> **Instructions for the task**:
Identify all lines in the data containing the string "leaves". Copy them out.

Collection entries
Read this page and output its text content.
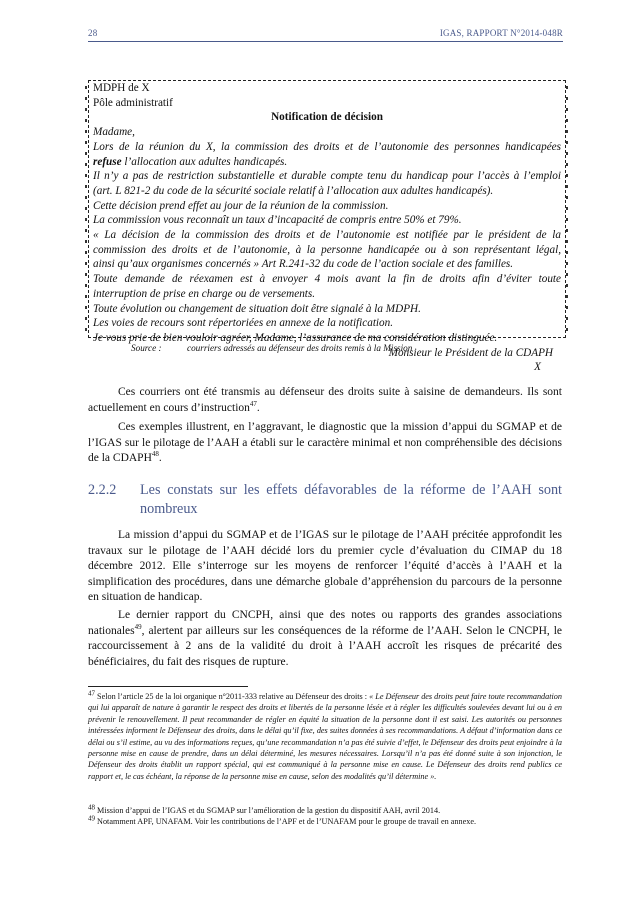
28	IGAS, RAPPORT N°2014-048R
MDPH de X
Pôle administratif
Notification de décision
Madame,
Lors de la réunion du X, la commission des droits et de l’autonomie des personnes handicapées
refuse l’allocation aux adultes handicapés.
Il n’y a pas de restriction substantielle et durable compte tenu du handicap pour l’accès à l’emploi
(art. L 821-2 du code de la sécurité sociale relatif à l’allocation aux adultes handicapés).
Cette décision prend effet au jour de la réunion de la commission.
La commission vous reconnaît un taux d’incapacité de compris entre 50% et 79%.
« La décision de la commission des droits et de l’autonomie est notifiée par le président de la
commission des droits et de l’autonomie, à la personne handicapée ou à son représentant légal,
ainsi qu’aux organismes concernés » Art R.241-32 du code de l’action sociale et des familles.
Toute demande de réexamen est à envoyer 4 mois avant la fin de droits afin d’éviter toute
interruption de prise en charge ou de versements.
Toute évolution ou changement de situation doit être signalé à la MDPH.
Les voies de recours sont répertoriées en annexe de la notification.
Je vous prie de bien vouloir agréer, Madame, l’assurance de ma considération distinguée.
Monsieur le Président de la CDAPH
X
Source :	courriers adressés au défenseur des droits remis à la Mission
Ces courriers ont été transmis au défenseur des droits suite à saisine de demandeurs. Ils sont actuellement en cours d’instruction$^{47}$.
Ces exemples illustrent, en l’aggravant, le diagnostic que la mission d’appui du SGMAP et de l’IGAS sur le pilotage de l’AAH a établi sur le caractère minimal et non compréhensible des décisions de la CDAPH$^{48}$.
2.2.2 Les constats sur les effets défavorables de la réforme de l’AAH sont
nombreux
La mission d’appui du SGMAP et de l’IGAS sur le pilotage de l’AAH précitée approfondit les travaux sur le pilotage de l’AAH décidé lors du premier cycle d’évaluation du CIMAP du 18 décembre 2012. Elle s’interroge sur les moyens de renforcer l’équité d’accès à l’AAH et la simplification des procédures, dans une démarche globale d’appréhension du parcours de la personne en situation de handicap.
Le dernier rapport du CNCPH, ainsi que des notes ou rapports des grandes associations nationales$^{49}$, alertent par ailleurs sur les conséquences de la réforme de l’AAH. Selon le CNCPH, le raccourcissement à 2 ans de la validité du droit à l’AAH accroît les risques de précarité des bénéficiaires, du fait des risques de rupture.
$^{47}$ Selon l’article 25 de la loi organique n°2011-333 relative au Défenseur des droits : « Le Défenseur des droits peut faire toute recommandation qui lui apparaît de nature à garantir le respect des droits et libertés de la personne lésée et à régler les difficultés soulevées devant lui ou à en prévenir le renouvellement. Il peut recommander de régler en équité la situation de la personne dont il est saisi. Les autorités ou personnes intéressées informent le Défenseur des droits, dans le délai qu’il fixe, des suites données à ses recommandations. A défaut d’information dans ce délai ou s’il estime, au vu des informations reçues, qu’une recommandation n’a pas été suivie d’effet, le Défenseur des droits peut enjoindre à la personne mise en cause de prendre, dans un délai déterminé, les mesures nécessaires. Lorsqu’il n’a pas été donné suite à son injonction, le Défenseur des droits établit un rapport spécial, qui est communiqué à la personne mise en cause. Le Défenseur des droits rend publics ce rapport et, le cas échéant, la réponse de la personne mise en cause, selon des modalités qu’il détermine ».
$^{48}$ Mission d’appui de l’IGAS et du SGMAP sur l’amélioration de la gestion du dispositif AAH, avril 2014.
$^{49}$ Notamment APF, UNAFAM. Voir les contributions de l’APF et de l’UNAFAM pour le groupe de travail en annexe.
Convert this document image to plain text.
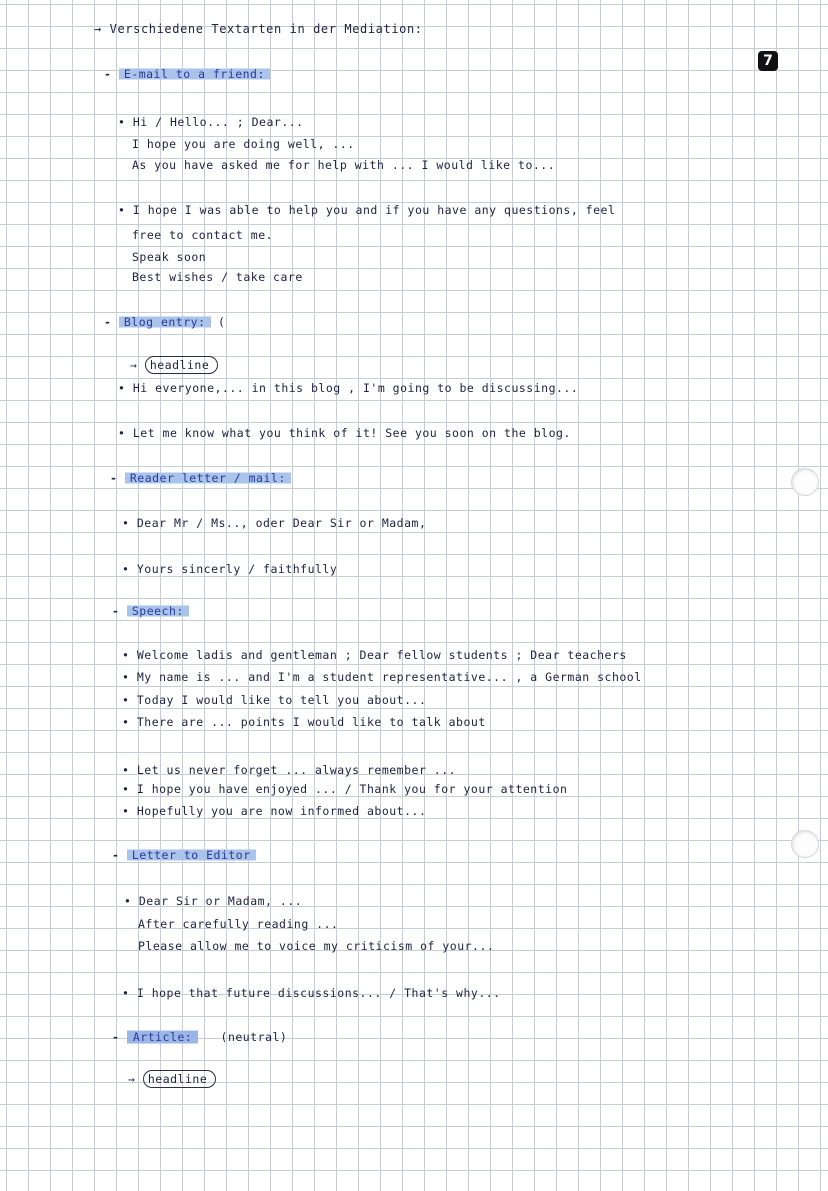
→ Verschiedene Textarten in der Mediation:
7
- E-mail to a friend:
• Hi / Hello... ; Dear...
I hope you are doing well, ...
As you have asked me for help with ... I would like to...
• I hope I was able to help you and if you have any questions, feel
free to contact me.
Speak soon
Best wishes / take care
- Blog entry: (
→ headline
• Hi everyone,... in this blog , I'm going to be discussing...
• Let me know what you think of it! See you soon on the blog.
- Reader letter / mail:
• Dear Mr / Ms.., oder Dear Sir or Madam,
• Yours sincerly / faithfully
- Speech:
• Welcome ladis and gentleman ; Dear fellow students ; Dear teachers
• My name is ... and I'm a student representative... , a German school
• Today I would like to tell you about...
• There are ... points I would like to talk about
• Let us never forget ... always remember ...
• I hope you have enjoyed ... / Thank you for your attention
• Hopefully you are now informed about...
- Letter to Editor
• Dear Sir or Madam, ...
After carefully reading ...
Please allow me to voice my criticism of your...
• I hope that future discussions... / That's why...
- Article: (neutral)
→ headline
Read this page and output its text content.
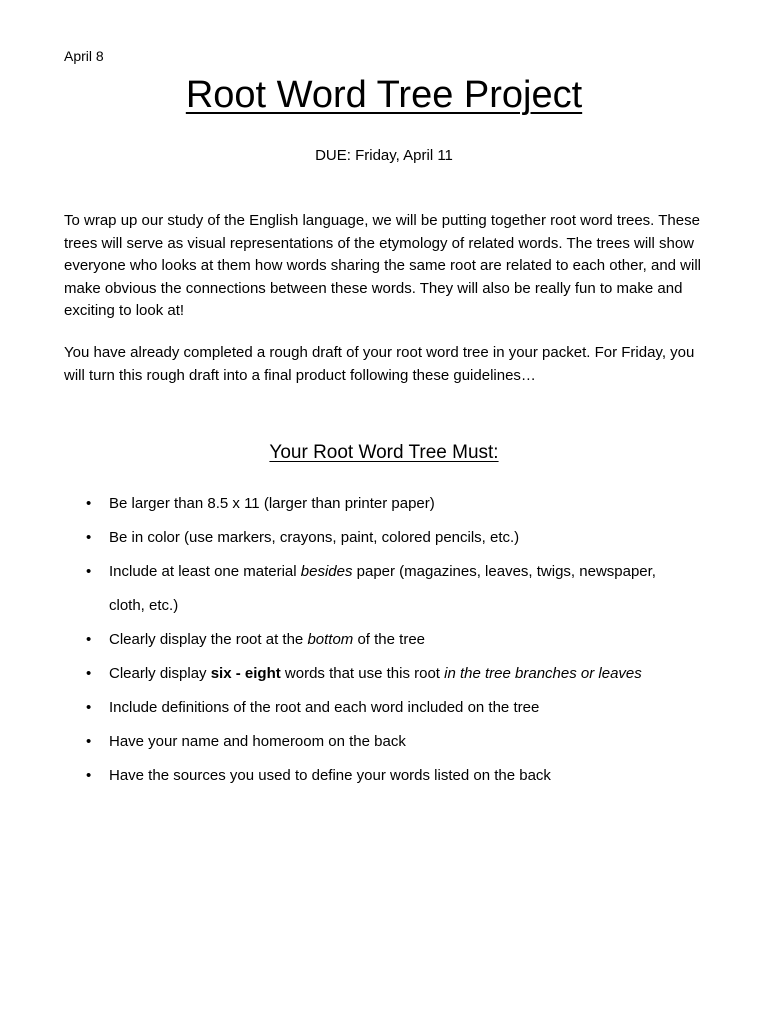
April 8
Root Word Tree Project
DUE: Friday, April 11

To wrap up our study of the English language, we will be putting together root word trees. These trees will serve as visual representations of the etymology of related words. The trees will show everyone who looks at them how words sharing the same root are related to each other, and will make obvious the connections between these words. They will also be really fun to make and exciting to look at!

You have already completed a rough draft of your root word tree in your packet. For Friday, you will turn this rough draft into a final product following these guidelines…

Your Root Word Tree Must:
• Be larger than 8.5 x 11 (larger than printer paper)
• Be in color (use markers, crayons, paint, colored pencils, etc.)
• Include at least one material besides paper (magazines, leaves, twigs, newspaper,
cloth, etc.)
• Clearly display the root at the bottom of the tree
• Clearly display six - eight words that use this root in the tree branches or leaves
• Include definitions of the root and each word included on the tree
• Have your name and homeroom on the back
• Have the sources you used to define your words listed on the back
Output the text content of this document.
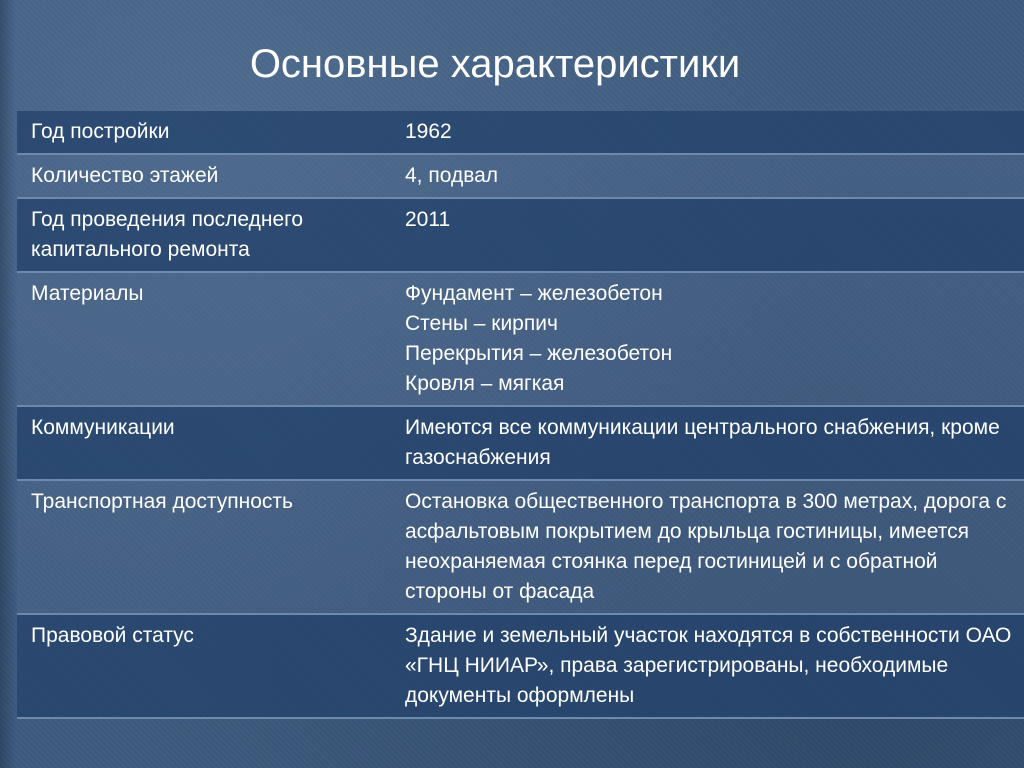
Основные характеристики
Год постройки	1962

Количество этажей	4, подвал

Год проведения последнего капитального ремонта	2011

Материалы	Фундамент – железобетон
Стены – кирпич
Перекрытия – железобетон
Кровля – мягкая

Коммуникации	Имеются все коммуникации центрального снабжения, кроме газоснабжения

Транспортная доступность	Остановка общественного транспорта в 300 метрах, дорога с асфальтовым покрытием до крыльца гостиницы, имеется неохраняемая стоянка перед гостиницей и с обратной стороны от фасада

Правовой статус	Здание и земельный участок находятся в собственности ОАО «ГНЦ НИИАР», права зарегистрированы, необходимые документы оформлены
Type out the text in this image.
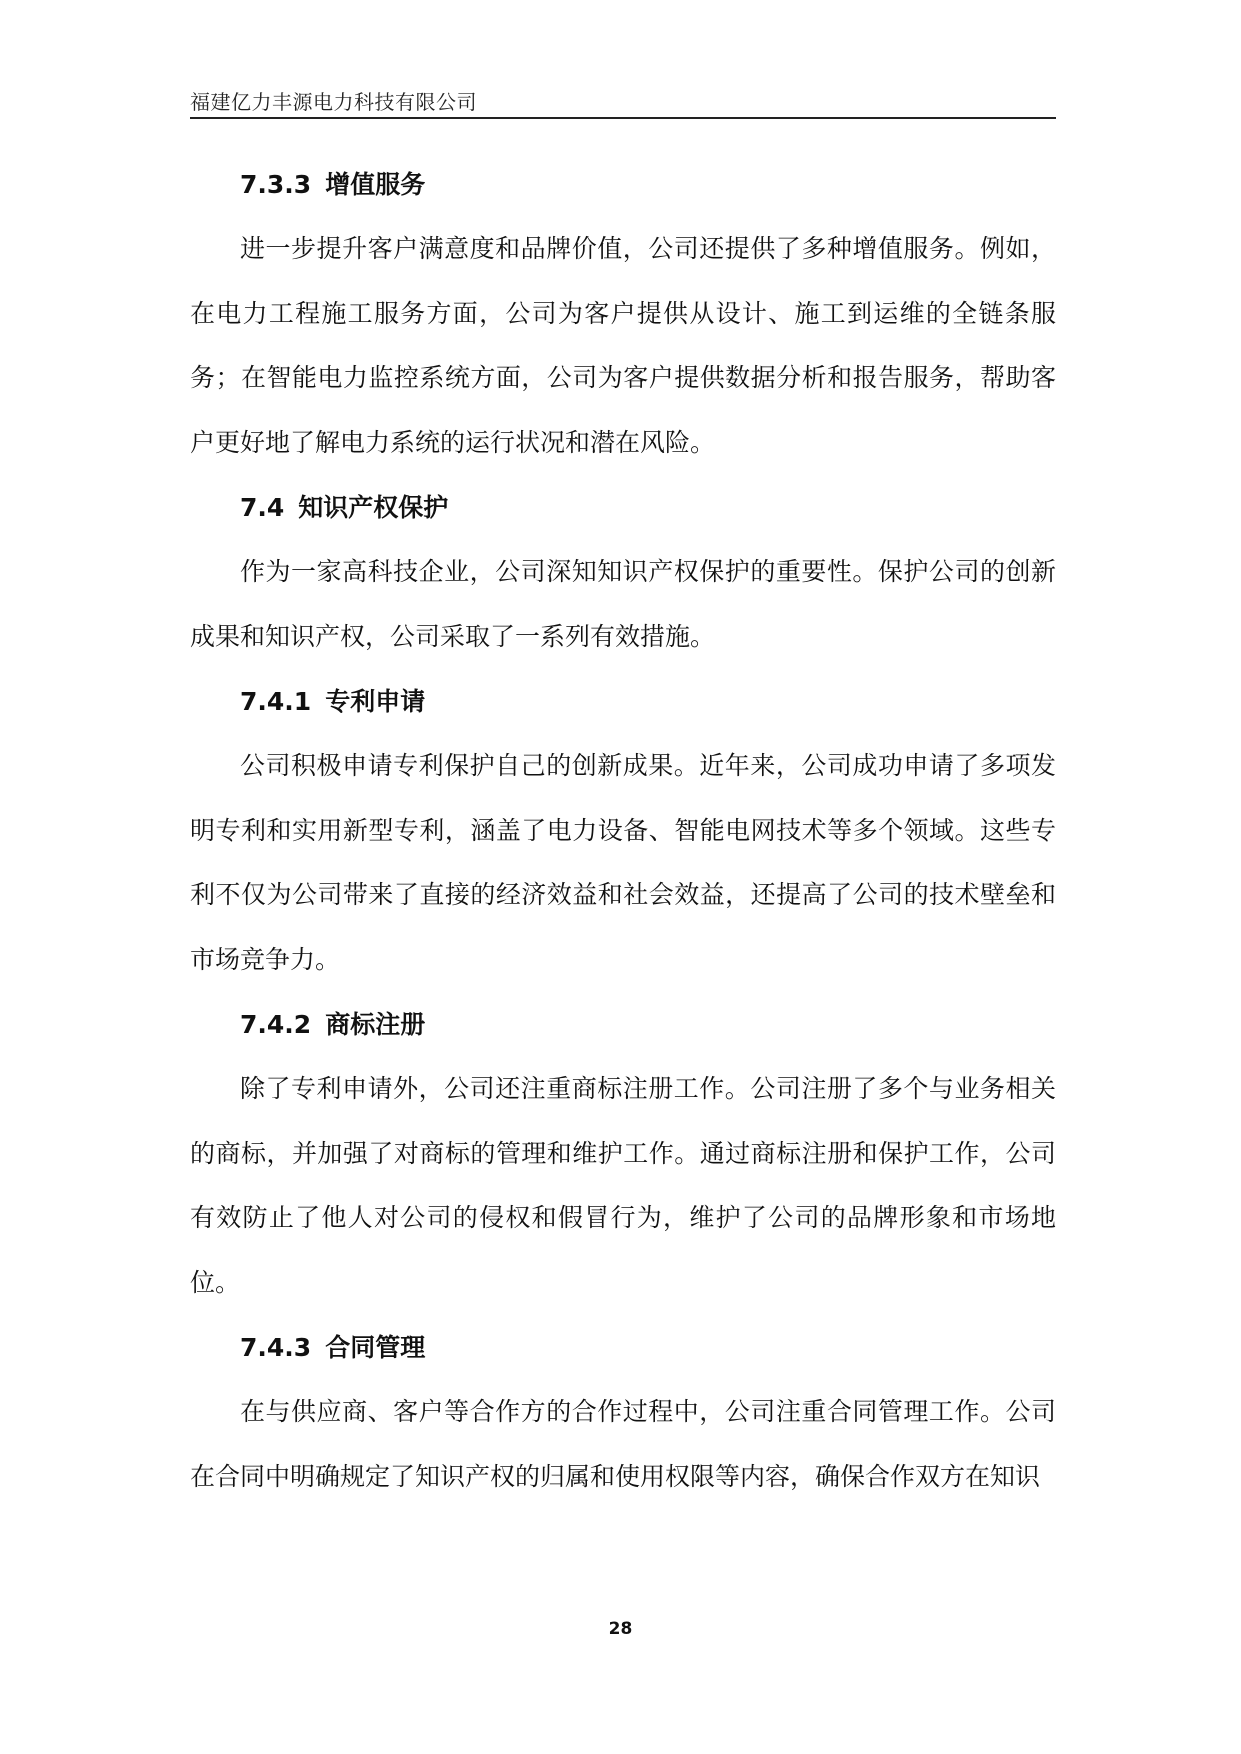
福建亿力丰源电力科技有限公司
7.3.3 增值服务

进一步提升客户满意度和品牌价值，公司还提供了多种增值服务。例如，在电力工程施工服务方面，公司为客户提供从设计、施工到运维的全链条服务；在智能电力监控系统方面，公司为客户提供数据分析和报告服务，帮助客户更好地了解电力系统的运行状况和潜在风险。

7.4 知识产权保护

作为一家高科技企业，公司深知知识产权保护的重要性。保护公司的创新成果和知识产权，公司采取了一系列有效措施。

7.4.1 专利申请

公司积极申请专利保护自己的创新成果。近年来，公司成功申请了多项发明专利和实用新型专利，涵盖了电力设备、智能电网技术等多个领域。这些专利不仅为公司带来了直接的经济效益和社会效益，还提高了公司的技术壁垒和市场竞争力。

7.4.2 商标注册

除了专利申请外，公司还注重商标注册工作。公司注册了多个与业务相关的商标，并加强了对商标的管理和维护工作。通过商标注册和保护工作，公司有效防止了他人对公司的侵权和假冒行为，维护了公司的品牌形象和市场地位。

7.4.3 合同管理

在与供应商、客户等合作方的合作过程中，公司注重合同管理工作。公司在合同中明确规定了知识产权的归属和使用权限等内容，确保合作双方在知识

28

> **Task result**:
• Include at least one material besides paper (magazines, leaves, twigs, newspaper,
• Clearly display six - eight words that use this root in the tree branches or leaves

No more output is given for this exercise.